**WHAT YOU HAVE TO DO**
Set down each line of the material that follows, exactly, with no pictures.

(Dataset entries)

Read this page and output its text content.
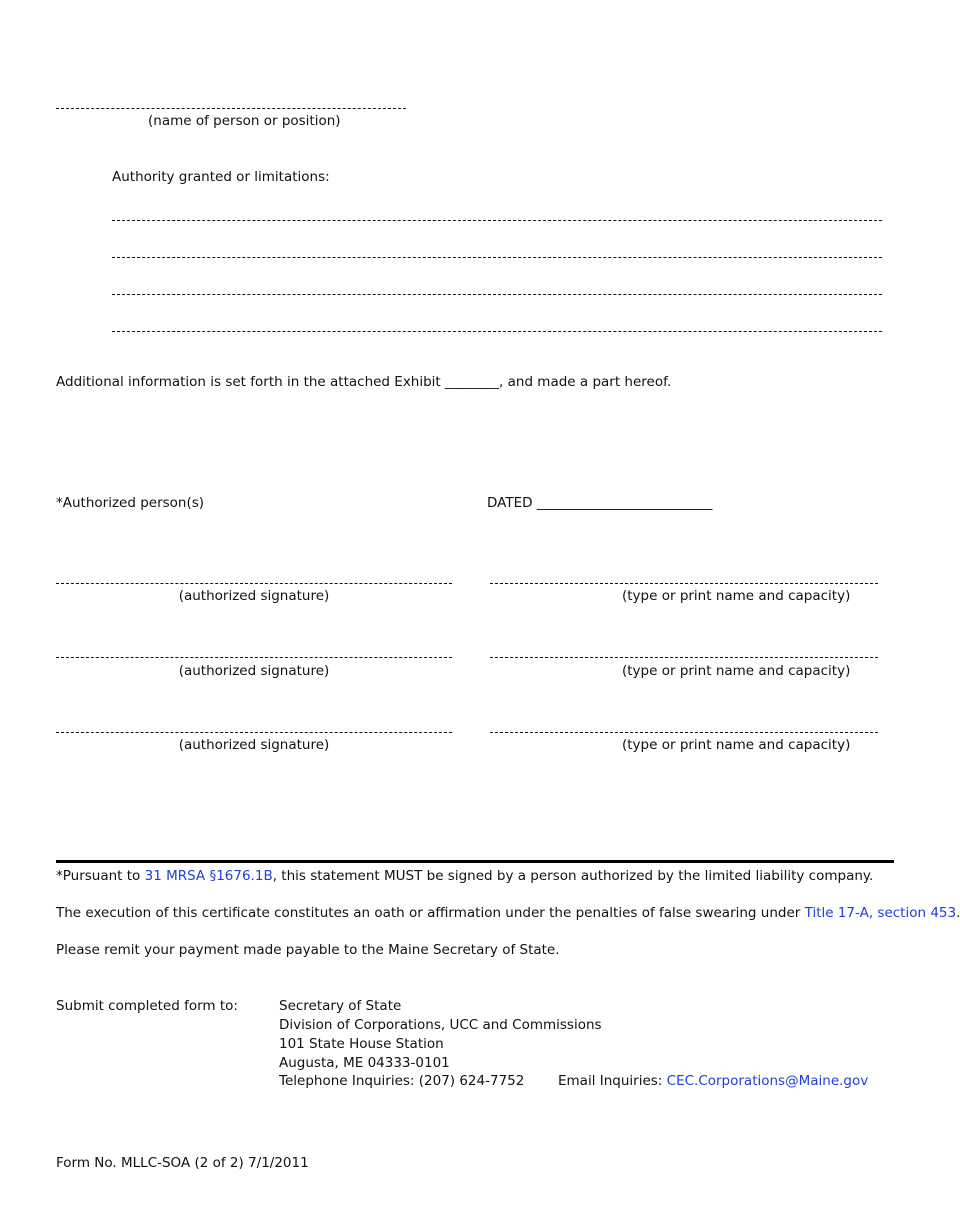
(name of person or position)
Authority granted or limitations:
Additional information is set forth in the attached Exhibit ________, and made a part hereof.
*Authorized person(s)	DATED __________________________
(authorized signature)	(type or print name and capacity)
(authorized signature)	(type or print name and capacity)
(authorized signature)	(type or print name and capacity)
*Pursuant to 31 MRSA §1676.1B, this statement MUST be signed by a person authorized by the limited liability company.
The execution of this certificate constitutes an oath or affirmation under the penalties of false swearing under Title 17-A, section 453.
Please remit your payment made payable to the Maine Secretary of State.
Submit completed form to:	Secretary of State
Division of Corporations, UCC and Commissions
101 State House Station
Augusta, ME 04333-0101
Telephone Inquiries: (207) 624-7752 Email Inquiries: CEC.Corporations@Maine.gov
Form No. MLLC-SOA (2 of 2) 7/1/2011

**RESULT OF THIS TASK**
Read this page and output its text content.
(name of person or position)
Authority granted or limitations:
Additional information is set forth in the attached Exhibit ________, and made a part hereof.
*Authorized person(s)	DATED __________________________
(authorized signature)	(type or print name and capacity)
(authorized signature)	(type or print name and capacity)
(authorized signature)	(type or print name and capacity)
*Pursuant to 31 MRSA §1676.1B, this statement MUST be signed by a person authorized by the limited liability company.
The execution of this certificate constitutes an oath or affirmation under the penalties of false swearing under Title 17-A, section 453.
Please remit your payment made payable to the Maine Secretary of State.
Submit completed form to:	Secretary of State
Division of Corporations, UCC and Commissions
101 State House Station
Augusta, ME 04333-0101
Telephone Inquiries: (207) 624-7752 Email Inquiries: CEC.Corporations@Maine.gov
Form No. MLLC-SOA (2 of 2) 7/1/2011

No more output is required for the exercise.